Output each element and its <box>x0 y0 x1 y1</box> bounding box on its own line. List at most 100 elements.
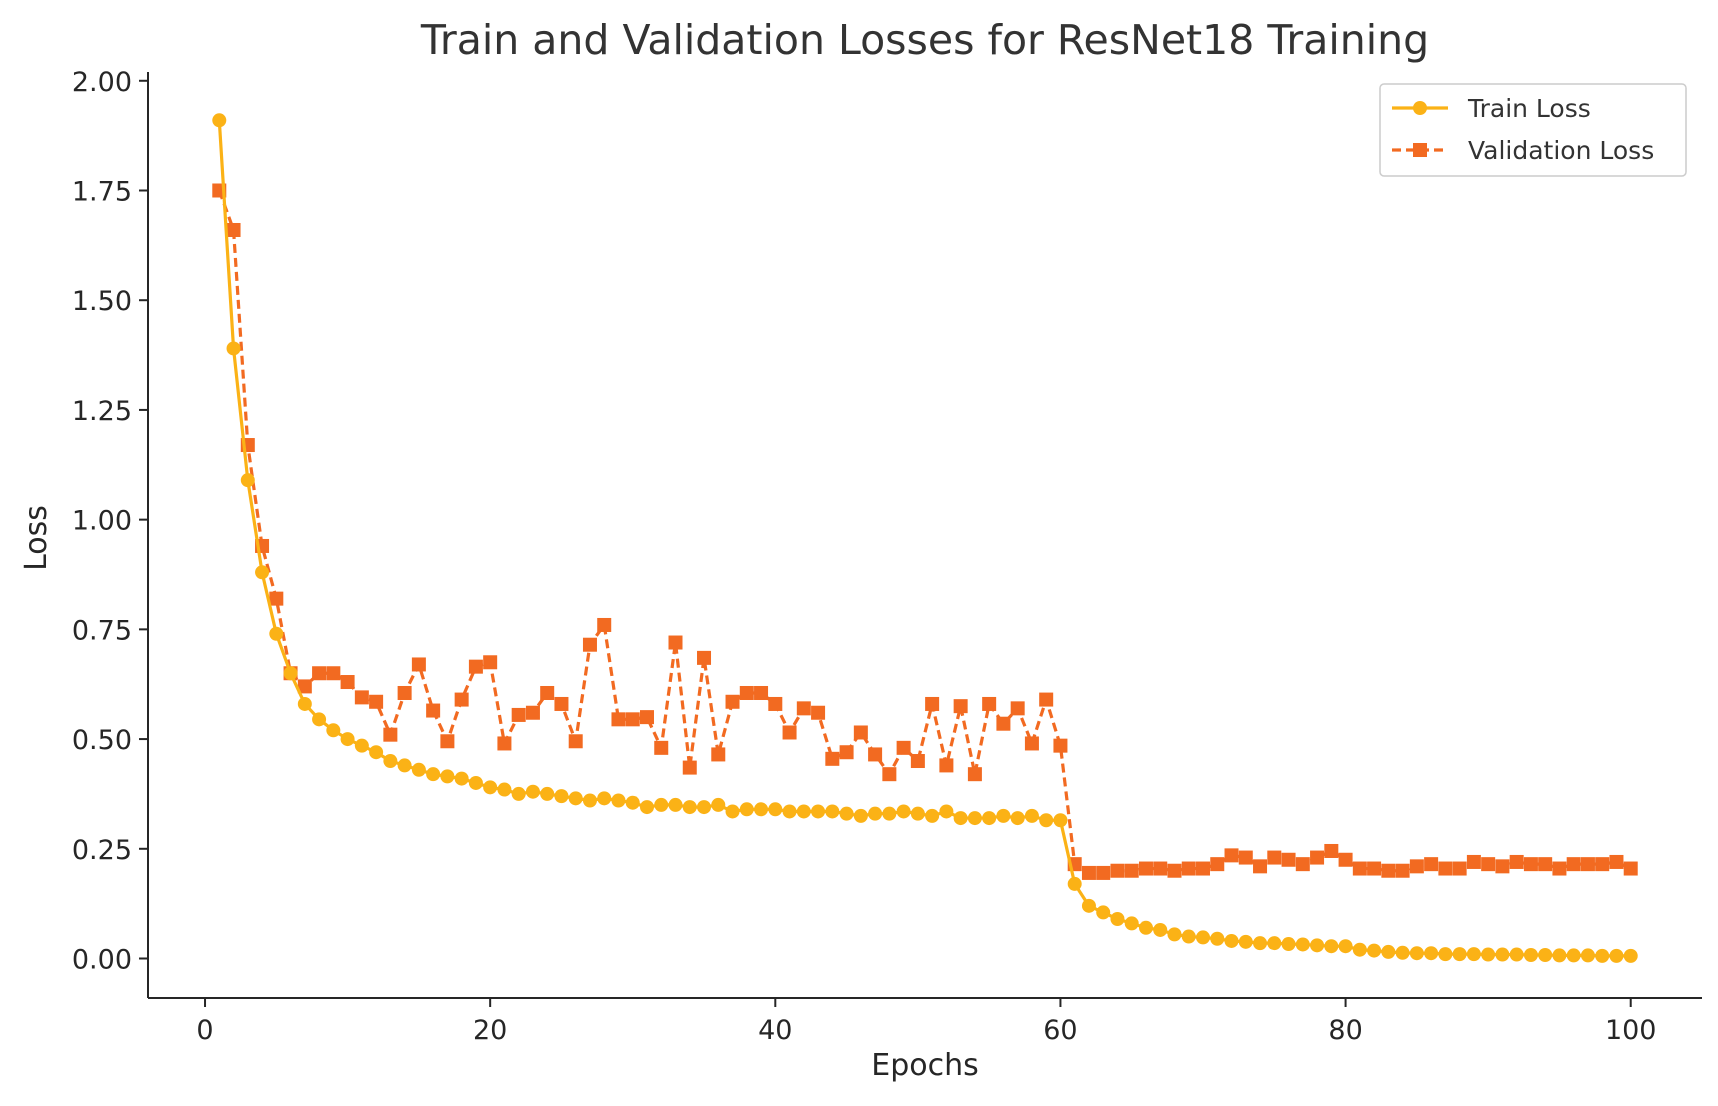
data-point-validation-loss <box>1253 859 1268 874</box>
data-point-train-loss <box>568 791 583 806</box>
data-point-validation-loss <box>540 685 555 700</box>
data-point-validation-loss <box>1124 863 1139 878</box>
data-point-train-loss <box>1267 936 1282 951</box>
data-point-validation-loss <box>925 696 940 711</box>
series-layer <box>212 113 1638 963</box>
y-tick-label: 1.00 <box>72 506 132 537</box>
data-point-validation-loss <box>1138 861 1153 876</box>
data-point-validation-loss <box>1024 736 1039 751</box>
data-point-train-loss <box>255 565 270 580</box>
data-point-train-loss <box>1210 931 1225 946</box>
data-point-validation-loss <box>682 760 697 775</box>
data-point-train-loss <box>1124 916 1139 931</box>
data-point-validation-loss <box>1523 857 1538 872</box>
data-point-validation-loss <box>996 716 1011 731</box>
data-point-train-loss <box>996 808 1011 823</box>
data-point-validation-loss <box>340 675 355 690</box>
data-point-validation-loss <box>1281 852 1296 867</box>
data-point-validation-loss <box>1538 857 1553 872</box>
data-point-validation-loss <box>625 712 640 727</box>
data-point-train-loss <box>1324 939 1339 954</box>
legend-validation-marker <box>1413 143 1427 157</box>
data-point-validation-loss <box>1110 863 1125 878</box>
data-point-validation-loss <box>868 747 883 762</box>
data-point-train-loss <box>625 795 640 810</box>
series-validation-loss <box>212 183 1638 880</box>
data-point-train-loss <box>1167 927 1182 942</box>
data-point-validation-loss <box>1338 852 1353 867</box>
data-point-train-loss <box>1466 947 1481 962</box>
data-point-train-loss <box>796 804 811 819</box>
data-point-train-loss <box>1253 936 1268 951</box>
y-tick-label: 1.50 <box>72 286 132 317</box>
data-point-validation-loss <box>1438 861 1453 876</box>
data-point-validation-loss <box>1324 843 1339 858</box>
x-tick-label: 60 <box>1043 1015 1077 1046</box>
x-ticks: 0 20 40 60 80 100 <box>196 998 1656 1046</box>
data-point-validation-loss <box>882 767 897 782</box>
data-point-train-loss <box>397 758 412 773</box>
y-tick-label: 2.00 <box>72 67 132 98</box>
data-point-validation-loss <box>639 710 654 725</box>
data-point-train-loss <box>1053 813 1068 828</box>
data-point-train-loss <box>811 804 826 819</box>
data-point-train-loss <box>1181 929 1196 944</box>
x-tick-label: 100 <box>1605 1015 1657 1046</box>
data-point-validation-loss <box>483 655 498 670</box>
data-point-validation-loss <box>768 696 783 711</box>
series-train-loss <box>212 113 1638 963</box>
data-point-train-loss <box>1110 912 1125 927</box>
data-point-train-loss <box>782 804 797 819</box>
data-point-train-loss <box>540 786 555 801</box>
data-point-train-loss <box>1452 947 1467 962</box>
data-point-validation-loss <box>839 745 854 760</box>
data-point-train-loss <box>711 797 726 812</box>
data-point-validation-loss <box>1623 861 1638 876</box>
data-point-train-loss <box>1566 948 1581 963</box>
data-point-validation-loss <box>1552 861 1567 876</box>
series-line-train-loss <box>217 120 1631 958</box>
data-point-validation-loss <box>1466 854 1481 869</box>
data-point-train-loss <box>454 771 469 786</box>
data-point-validation-loss <box>525 705 540 720</box>
data-point-train-loss <box>1224 933 1239 948</box>
data-point-train-loss <box>1295 937 1310 952</box>
data-point-train-loss <box>525 784 540 799</box>
data-point-validation-loss <box>440 734 455 749</box>
data-point-validation-loss <box>1566 857 1581 872</box>
data-point-validation-loss <box>1039 692 1054 707</box>
y-tick-label: 1.25 <box>72 396 132 427</box>
data-point-validation-loss <box>1310 850 1325 865</box>
data-point-validation-loss <box>953 699 968 714</box>
data-point-validation-loss <box>511 707 526 722</box>
data-point-train-loss <box>1409 946 1424 961</box>
y-tick-label: 0.00 <box>72 945 132 976</box>
data-point-train-loss <box>326 723 341 738</box>
data-point-train-loss <box>611 793 626 808</box>
data-point-train-loss <box>1310 938 1325 953</box>
data-point-train-loss <box>1495 947 1510 962</box>
data-point-train-loss <box>639 800 654 815</box>
data-point-validation-loss <box>1481 857 1496 872</box>
data-point-train-loss <box>910 806 925 821</box>
y-axis-title: Loss <box>19 505 54 571</box>
data-point-validation-loss <box>354 690 369 705</box>
data-point-validation-loss <box>697 650 712 665</box>
data-point-validation-loss <box>853 725 868 740</box>
data-point-validation-loss <box>1495 859 1510 874</box>
data-point-train-loss <box>1281 937 1296 952</box>
data-point-validation-loss <box>1352 861 1367 876</box>
data-point-train-loss <box>1153 922 1168 937</box>
data-point-validation-loss <box>1267 850 1282 865</box>
x-axis-title: Epochs <box>871 1048 979 1083</box>
data-point-validation-loss <box>668 635 683 650</box>
data-point-train-loss <box>1010 811 1025 826</box>
data-point-train-loss <box>896 804 911 819</box>
y-tick-label: 0.25 <box>72 835 132 866</box>
data-point-train-loss <box>1196 930 1211 945</box>
data-point-train-loss <box>668 797 683 812</box>
legend-entry-train: Train Loss <box>1392 94 1591 123</box>
legend-box <box>1379 83 1687 177</box>
data-point-validation-loss <box>1595 857 1610 872</box>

DIRECTIONS -> Please extract every line of the listing above word for word, leaving out any pictures.

FULL ANSWER ->
Output each element and its <box>x0 y0 x1 y1</box> bounding box on its own line. List at most 100 elements.
data-point-validation-loss <box>1253 859 1268 874</box>
data-point-train-loss <box>568 791 583 806</box>
data-point-validation-loss <box>540 685 555 700</box>
data-point-validation-loss <box>1124 863 1139 878</box>
data-point-train-loss <box>1267 936 1282 951</box>
data-point-validation-loss <box>925 696 940 711</box>
series-layer <box>212 113 1638 963</box>
y-tick-label: 1.00 <box>72 506 132 537</box>
data-point-validation-loss <box>1138 861 1153 876</box>
data-point-validation-loss <box>1024 736 1039 751</box>
data-point-train-loss <box>255 565 270 580</box>
data-point-train-loss <box>1210 931 1225 946</box>
data-point-validation-loss <box>682 760 697 775</box>
data-point-train-loss <box>1124 916 1139 931</box>
data-point-validation-loss <box>1523 857 1538 872</box>
data-point-validation-loss <box>996 716 1011 731</box>
data-point-train-loss <box>996 808 1011 823</box>
data-point-validation-loss <box>340 675 355 690</box>
data-point-validation-loss <box>1281 852 1296 867</box>
data-point-validation-loss <box>1538 857 1553 872</box>
data-point-validation-loss <box>625 712 640 727</box>
data-point-train-loss <box>1324 939 1339 954</box>
legend-validation-marker <box>1413 143 1427 157</box>
data-point-validation-loss <box>1110 863 1125 878</box>
data-point-validation-loss <box>868 747 883 762</box>
data-point-train-loss <box>625 795 640 810</box>
series-validation-loss <box>212 183 1638 880</box>
data-point-train-loss <box>1167 927 1182 942</box>
data-point-validation-loss <box>1338 852 1353 867</box>
data-point-train-loss <box>1466 947 1481 962</box>
data-point-train-loss <box>796 804 811 819</box>
data-point-train-loss <box>1253 936 1268 951</box>
y-tick-label: 1.50 <box>72 286 132 317</box>
data-point-validation-loss <box>1438 861 1453 876</box>
data-point-validation-loss <box>1324 843 1339 858</box>
x-tick-label: 60 <box>1043 1015 1077 1046</box>
x-ticks: 0 20 40 60 80 100 <box>196 998 1656 1046</box>
data-point-validation-loss <box>882 767 897 782</box>
data-point-train-loss <box>397 758 412 773</box>
y-tick-label: 2.00 <box>72 67 132 98</box>
data-point-validation-loss <box>639 710 654 725</box>
data-point-train-loss <box>1053 813 1068 828</box>
data-point-train-loss <box>811 804 826 819</box>
data-point-train-loss <box>1181 929 1196 944</box>
x-tick-label: 100 <box>1605 1015 1657 1046</box>
data-point-validation-loss <box>483 655 498 670</box>
data-point-validation-loss <box>768 696 783 711</box>
series-train-loss <box>212 113 1638 963</box>
data-point-train-loss <box>1110 912 1125 927</box>
data-point-train-loss <box>782 804 797 819</box>
data-point-train-loss <box>540 786 555 801</box>
data-point-train-loss <box>1452 947 1467 962</box>
data-point-validation-loss <box>839 745 854 760</box>
data-point-train-loss <box>711 797 726 812</box>
data-point-validation-loss <box>1623 861 1638 876</box>
data-point-train-loss <box>1566 948 1581 963</box>
data-point-validation-loss <box>1552 861 1567 876</box>
series-line-train-loss <box>217 120 1631 958</box>
data-point-validation-loss <box>1466 854 1481 869</box>
data-point-train-loss <box>454 771 469 786</box>
data-point-validation-loss <box>525 705 540 720</box>
data-point-train-loss <box>1224 933 1239 948</box>
data-point-train-loss <box>1295 937 1310 952</box>
data-point-train-loss <box>525 784 540 799</box>
data-point-validation-loss <box>440 734 455 749</box>
data-point-validation-loss <box>1566 857 1581 872</box>
data-point-validation-loss <box>1039 692 1054 707</box>
y-tick-label: 1.25 <box>72 396 132 427</box>
data-point-validation-loss <box>1310 850 1325 865</box>
data-point-validation-loss <box>953 699 968 714</box>
data-point-validation-loss <box>511 707 526 722</box>
data-point-train-loss <box>1409 946 1424 961</box>
y-tick-label: 0.00 <box>72 945 132 976</box>
data-point-train-loss <box>326 723 341 738</box>
data-point-train-loss <box>611 793 626 808</box>
data-point-train-loss <box>1310 938 1325 953</box>
data-point-train-loss <box>1495 947 1510 962</box>
data-point-train-loss <box>639 800 654 815</box>
data-point-validation-loss <box>1481 857 1496 872</box>
data-point-train-loss <box>910 806 925 821</box>
y-axis-title: Loss <box>19 505 54 571</box>
data-point-validation-loss <box>354 690 369 705</box>
data-point-validation-loss <box>697 650 712 665</box>
data-point-validation-loss <box>853 725 868 740</box>
data-point-validation-loss <box>1495 859 1510 874</box>
data-point-train-loss <box>1281 937 1296 952</box>
data-point-validation-loss <box>1352 861 1367 876</box>
data-point-train-loss <box>1153 922 1168 937</box>
data-point-validation-loss <box>1267 850 1282 865</box>
x-axis-title: Epochs <box>871 1048 979 1083</box>
data-point-validation-loss <box>668 635 683 650</box>
data-point-train-loss <box>1010 811 1025 826</box>
data-point-train-loss <box>896 804 911 819</box>
y-tick-label: 0.25 <box>72 835 132 866</box>
data-point-train-loss <box>1196 930 1211 945</box>
data-point-train-loss <box>668 797 683 812</box>
legend-entry-train: Train Loss <box>1392 94 1591 123</box>
legend-box <box>1379 83 1687 177</box>
data-point-validation-loss <box>1595 857 1610 872</box>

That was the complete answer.